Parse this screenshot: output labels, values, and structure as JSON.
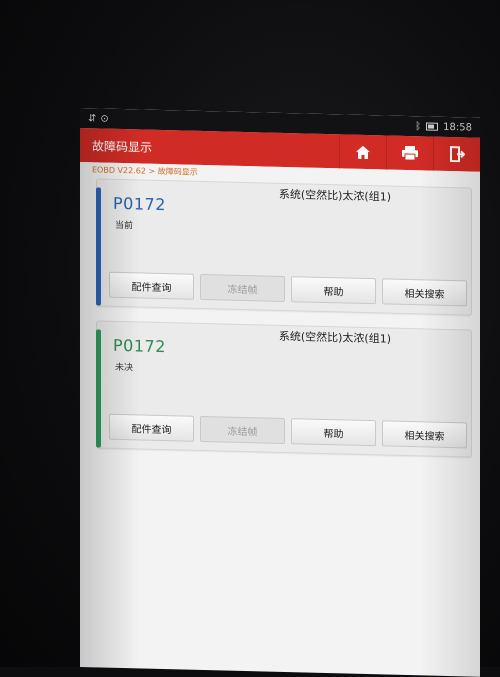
{
  "status_bar": {
    "left_icons": [
      "signal-icon",
      "vpn-icon"
    ],
    "bluetooth": "bluetooth-icon",
    "time": "18:58"
  },
  "header": {
    "title": "故障码显示",
    "actions": [
      "home-icon",
      "print-icon",
      "exit-icon"
    ]
  },
  "breadcrumb": "EOBD V22.62 > 故障码显示",
  "colors": {
    "header_red": "#d02b25",
    "breadcrumb_orange": "#d46b1f",
    "stripe_blue": "#2a63b8",
    "stripe_green": "#2e9a5c",
    "code_blue": "#2a5fb0",
    "code_green": "#2e8a55"
  },
  "dtcs": [
    {
      "code": "P0172",
      "status": "当前",
      "description": "系统(空然比)太浓(组1)",
      "buttons": [
        {
          "label": "配件查询",
          "enabled": true
        },
        {
          "label": "冻结帧",
          "enabled": false
        },
        {
          "label": "帮助",
          "enabled": true
        },
        {
          "label": "相关搜索",
          "enabled": true
        }
      ]
    },
    {
      "code": "P0172",
      "status": "未决",
      "description": "系统(空然比)太浓(组1)",
      "buttons": [
        {
          "label": "配件查询",
          "enabled": true
        },
        {
          "label": "冻结帧",
          "enabled": false
        },
        {
          "label": "帮助",
          "enabled": true
        },
        {
          "label": "相关搜索",
          "enabled": true
        }
      ]
    }
  ]
}
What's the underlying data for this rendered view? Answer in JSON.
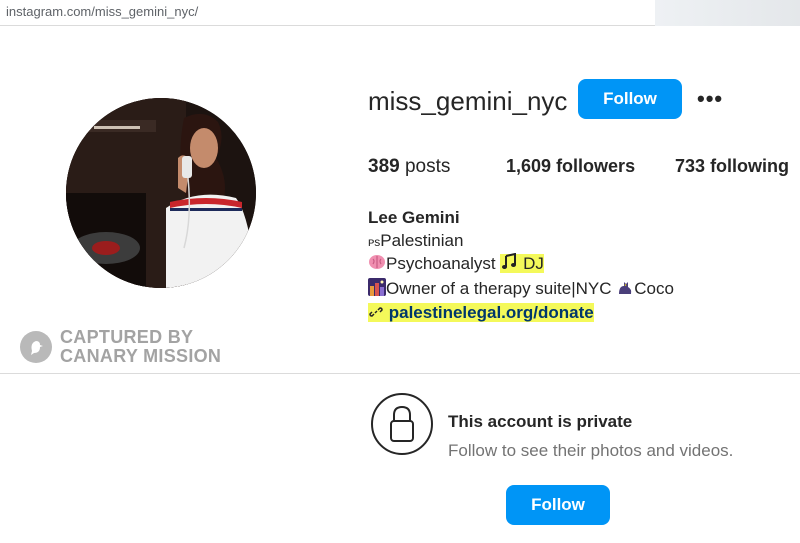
{
  "browser": {
    "url": "instagram.com/miss_gemini_nyc/"
  },
  "profile": {
    "username": "miss_gemini_nyc",
    "follow_label": "Follow",
    "more_label": "•••",
    "stats": {
      "posts_count": "389",
      "posts_label": "posts",
      "followers_count": "1,609",
      "followers_label": "followers",
      "following_count": "733",
      "following_label": "following"
    },
    "bio": {
      "name": "Lee Gemini",
      "line1_prefix": "ᴘs",
      "line1_text": "Palestinian",
      "line2_text": "Psychoanalyst",
      "line2_highlight": "DJ",
      "line3_text": "Owner of a therapy suite|NYC",
      "line3_suffix": "Coco",
      "link": "palestinelegal.org/donate"
    },
    "icons": {
      "brain": "brain-emoji",
      "music": "music-notes-emoji",
      "city": "night-city-emoji",
      "cat": "black-cat-emoji",
      "link": "link-icon"
    }
  },
  "watermark": {
    "line1": "CAPTURED BY",
    "line2": "CANARY MISSION"
  },
  "private": {
    "title": "This account is private",
    "subtitle": "Follow to see their photos and videos.",
    "follow_label": "Follow"
  },
  "colors": {
    "primary_button": "#0095f6",
    "highlight": "#f4f95a",
    "link": "#00376b"
  }
}
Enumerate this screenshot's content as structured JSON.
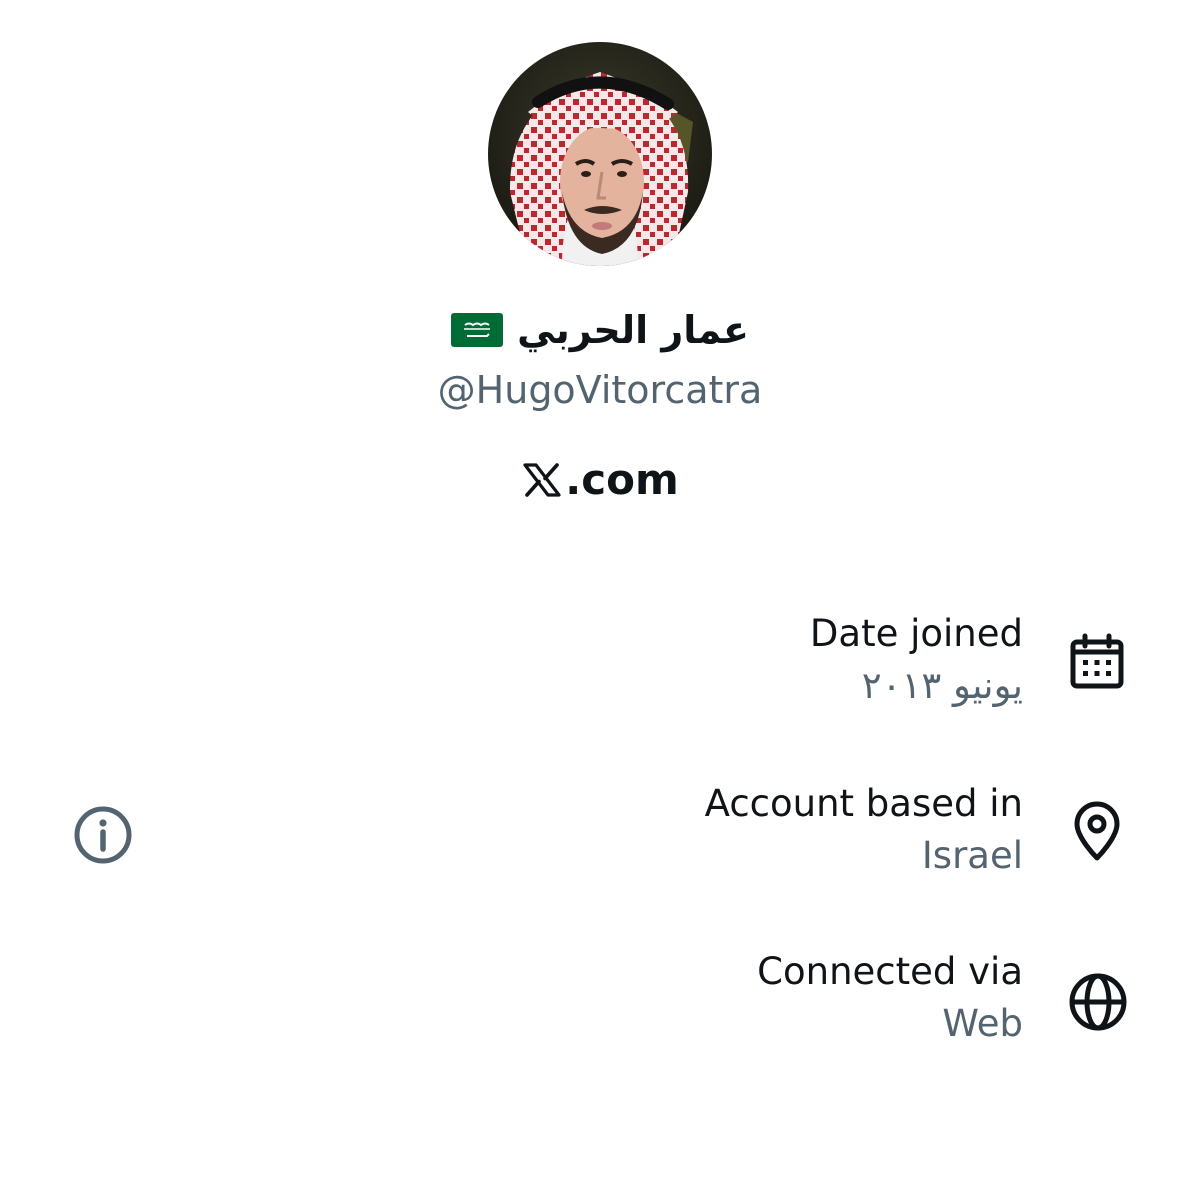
{
  "profile": {
    "display_name": "عمار الحربي",
    "handle": "@HugoVitorcatra",
    "flag_icon": "saudi-arabia-flag-icon",
    "avatar_icon": "profile-avatar"
  },
  "brand": {
    "logo_icon": "x-logo-icon",
    "text": ".com"
  },
  "about": {
    "rows": [
      {
        "label": "Date joined",
        "value": "يونيو ٢٠١٣",
        "icon": "calendar-icon"
      },
      {
        "label": "Account based in",
        "value": "Israel",
        "icon": "location-pin-icon"
      },
      {
        "label": "Connected via",
        "value": "Web",
        "icon": "globe-icon"
      }
    ],
    "info_icon": "info-icon"
  },
  "colors": {
    "text_primary": "#0f1419",
    "text_secondary": "#536471",
    "flag_green": "#006c35",
    "background": "#ffffff"
  }
}
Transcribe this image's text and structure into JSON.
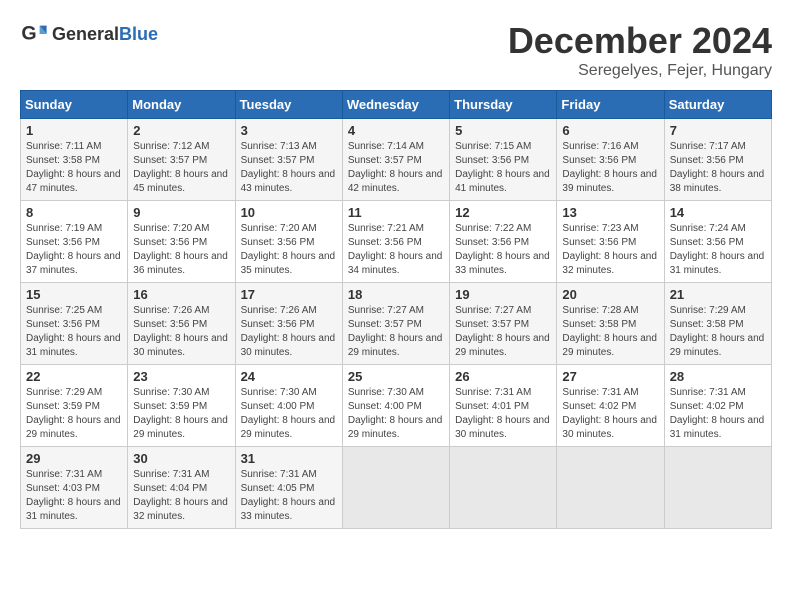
{
  "header": {
    "logo_general": "General",
    "logo_blue": "Blue",
    "month": "December 2024",
    "location": "Seregelyes, Fejer, Hungary"
  },
  "days_of_week": [
    "Sunday",
    "Monday",
    "Tuesday",
    "Wednesday",
    "Thursday",
    "Friday",
    "Saturday"
  ],
  "weeks": [
    [
      {
        "day": "1",
        "sunrise": "Sunrise: 7:11 AM",
        "sunset": "Sunset: 3:58 PM",
        "daylight": "Daylight: 8 hours and 47 minutes."
      },
      {
        "day": "2",
        "sunrise": "Sunrise: 7:12 AM",
        "sunset": "Sunset: 3:57 PM",
        "daylight": "Daylight: 8 hours and 45 minutes."
      },
      {
        "day": "3",
        "sunrise": "Sunrise: 7:13 AM",
        "sunset": "Sunset: 3:57 PM",
        "daylight": "Daylight: 8 hours and 43 minutes."
      },
      {
        "day": "4",
        "sunrise": "Sunrise: 7:14 AM",
        "sunset": "Sunset: 3:57 PM",
        "daylight": "Daylight: 8 hours and 42 minutes."
      },
      {
        "day": "5",
        "sunrise": "Sunrise: 7:15 AM",
        "sunset": "Sunset: 3:56 PM",
        "daylight": "Daylight: 8 hours and 41 minutes."
      },
      {
        "day": "6",
        "sunrise": "Sunrise: 7:16 AM",
        "sunset": "Sunset: 3:56 PM",
        "daylight": "Daylight: 8 hours and 39 minutes."
      },
      {
        "day": "7",
        "sunrise": "Sunrise: 7:17 AM",
        "sunset": "Sunset: 3:56 PM",
        "daylight": "Daylight: 8 hours and 38 minutes."
      }
    ],
    [
      {
        "day": "8",
        "sunrise": "Sunrise: 7:19 AM",
        "sunset": "Sunset: 3:56 PM",
        "daylight": "Daylight: 8 hours and 37 minutes."
      },
      {
        "day": "9",
        "sunrise": "Sunrise: 7:20 AM",
        "sunset": "Sunset: 3:56 PM",
        "daylight": "Daylight: 8 hours and 36 minutes."
      },
      {
        "day": "10",
        "sunrise": "Sunrise: 7:20 AM",
        "sunset": "Sunset: 3:56 PM",
        "daylight": "Daylight: 8 hours and 35 minutes."
      },
      {
        "day": "11",
        "sunrise": "Sunrise: 7:21 AM",
        "sunset": "Sunset: 3:56 PM",
        "daylight": "Daylight: 8 hours and 34 minutes."
      },
      {
        "day": "12",
        "sunrise": "Sunrise: 7:22 AM",
        "sunset": "Sunset: 3:56 PM",
        "daylight": "Daylight: 8 hours and 33 minutes."
      },
      {
        "day": "13",
        "sunrise": "Sunrise: 7:23 AM",
        "sunset": "Sunset: 3:56 PM",
        "daylight": "Daylight: 8 hours and 32 minutes."
      },
      {
        "day": "14",
        "sunrise": "Sunrise: 7:24 AM",
        "sunset": "Sunset: 3:56 PM",
        "daylight": "Daylight: 8 hours and 31 minutes."
      }
    ],
    [
      {
        "day": "15",
        "sunrise": "Sunrise: 7:25 AM",
        "sunset": "Sunset: 3:56 PM",
        "daylight": "Daylight: 8 hours and 31 minutes."
      },
      {
        "day": "16",
        "sunrise": "Sunrise: 7:26 AM",
        "sunset": "Sunset: 3:56 PM",
        "daylight": "Daylight: 8 hours and 30 minutes."
      },
      {
        "day": "17",
        "sunrise": "Sunrise: 7:26 AM",
        "sunset": "Sunset: 3:56 PM",
        "daylight": "Daylight: 8 hours and 30 minutes."
      },
      {
        "day": "18",
        "sunrise": "Sunrise: 7:27 AM",
        "sunset": "Sunset: 3:57 PM",
        "daylight": "Daylight: 8 hours and 29 minutes."
      },
      {
        "day": "19",
        "sunrise": "Sunrise: 7:27 AM",
        "sunset": "Sunset: 3:57 PM",
        "daylight": "Daylight: 8 hours and 29 minutes."
      },
      {
        "day": "20",
        "sunrise": "Sunrise: 7:28 AM",
        "sunset": "Sunset: 3:58 PM",
        "daylight": "Daylight: 8 hours and 29 minutes."
      },
      {
        "day": "21",
        "sunrise": "Sunrise: 7:29 AM",
        "sunset": "Sunset: 3:58 PM",
        "daylight": "Daylight: 8 hours and 29 minutes."
      }
    ],
    [
      {
        "day": "22",
        "sunrise": "Sunrise: 7:29 AM",
        "sunset": "Sunset: 3:59 PM",
        "daylight": "Daylight: 8 hours and 29 minutes."
      },
      {
        "day": "23",
        "sunrise": "Sunrise: 7:30 AM",
        "sunset": "Sunset: 3:59 PM",
        "daylight": "Daylight: 8 hours and 29 minutes."
      },
      {
        "day": "24",
        "sunrise": "Sunrise: 7:30 AM",
        "sunset": "Sunset: 4:00 PM",
        "daylight": "Daylight: 8 hours and 29 minutes."
      },
      {
        "day": "25",
        "sunrise": "Sunrise: 7:30 AM",
        "sunset": "Sunset: 4:00 PM",
        "daylight": "Daylight: 8 hours and 29 minutes."
      },
      {
        "day": "26",
        "sunrise": "Sunrise: 7:31 AM",
        "sunset": "Sunset: 4:01 PM",
        "daylight": "Daylight: 8 hours and 30 minutes."
      },
      {
        "day": "27",
        "sunrise": "Sunrise: 7:31 AM",
        "sunset": "Sunset: 4:02 PM",
        "daylight": "Daylight: 8 hours and 30 minutes."
      },
      {
        "day": "28",
        "sunrise": "Sunrise: 7:31 AM",
        "sunset": "Sunset: 4:02 PM",
        "daylight": "Daylight: 8 hours and 31 minutes."
      }
    ],
    [
      {
        "day": "29",
        "sunrise": "Sunrise: 7:31 AM",
        "sunset": "Sunset: 4:03 PM",
        "daylight": "Daylight: 8 hours and 31 minutes."
      },
      {
        "day": "30",
        "sunrise": "Sunrise: 7:31 AM",
        "sunset": "Sunset: 4:04 PM",
        "daylight": "Daylight: 8 hours and 32 minutes."
      },
      {
        "day": "31",
        "sunrise": "Sunrise: 7:31 AM",
        "sunset": "Sunset: 4:05 PM",
        "daylight": "Daylight: 8 hours and 33 minutes."
      },
      null,
      null,
      null,
      null
    ]
  ]
}
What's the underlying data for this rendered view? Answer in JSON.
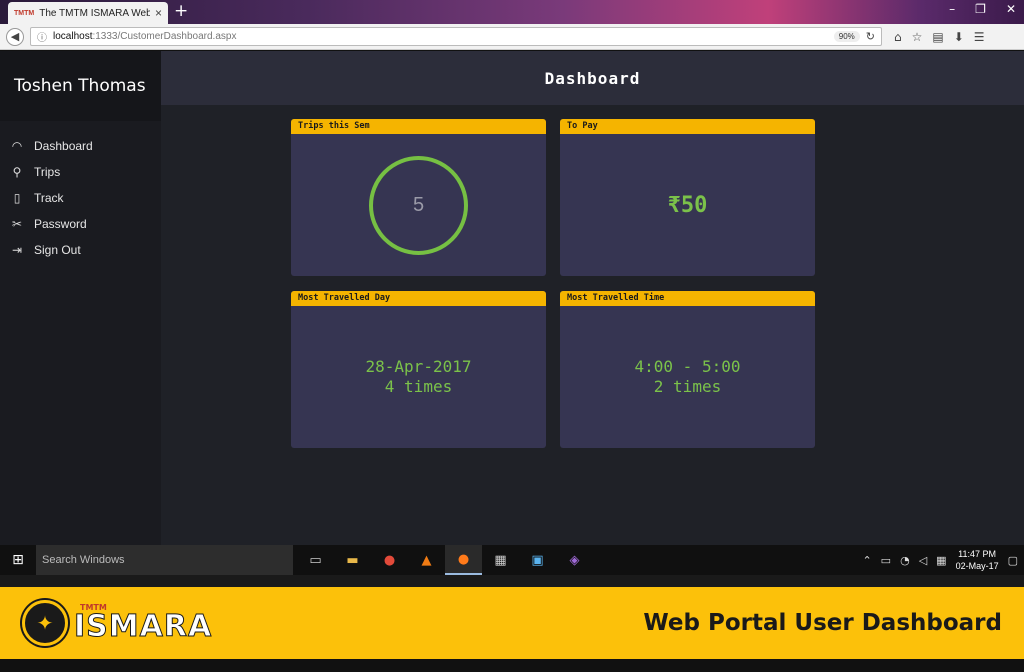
{
  "browser": {
    "tab_favicon": "TMTM",
    "tab_title": "The TMTM ISMARA Website",
    "tab_close": "×",
    "new_tab": "+",
    "url_host": "localhost",
    "url_path": ":1333/CustomerDashboard.aspx",
    "zoom": "90%",
    "window_controls": [
      "–",
      "❐",
      "✕"
    ]
  },
  "app": {
    "user_name": "Toshen Thomas",
    "page_title": "Dashboard",
    "menu": [
      {
        "label": "Dashboard",
        "icon": "gauge-icon",
        "glyph": "◠"
      },
      {
        "label": "Trips",
        "icon": "map-pin-icon",
        "glyph": "⚲"
      },
      {
        "label": "Track",
        "icon": "mobile-icon",
        "glyph": "▯"
      },
      {
        "label": "Password",
        "icon": "tools-icon",
        "glyph": "✂"
      },
      {
        "label": "Sign Out",
        "icon": "sign-out-icon",
        "glyph": "⇥"
      }
    ],
    "cards": {
      "trips": {
        "title": "Trips this Sem",
        "value": "5"
      },
      "to_pay": {
        "title": "To Pay",
        "value": "₹50"
      },
      "day": {
        "title": "Most Travelled Day",
        "line1": "28-Apr-2017",
        "line2": "4 times"
      },
      "time": {
        "title": "Most Travelled Time",
        "line1": "4:00 - 5:00",
        "line2": "2 times"
      }
    },
    "colors": {
      "accent": "#f5b400",
      "value_green": "#7bc24a",
      "card_bg": "#363552"
    }
  },
  "taskbar": {
    "search_placeholder": "Search Windows",
    "time": "11:47 PM",
    "date": "02-May-17"
  },
  "banner": {
    "logo_small": "TMTM",
    "logo_word": "ISMARA",
    "caption": "Web Portal User Dashboard"
  }
}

================

WHAT IS ASKED
Search the records above for the string "location". Copy every line that contains it.

ANSWER FOR THE TASK
        "icon": "location-pin-icon"
    "location": "Seregelyes, Fejer, Hungary"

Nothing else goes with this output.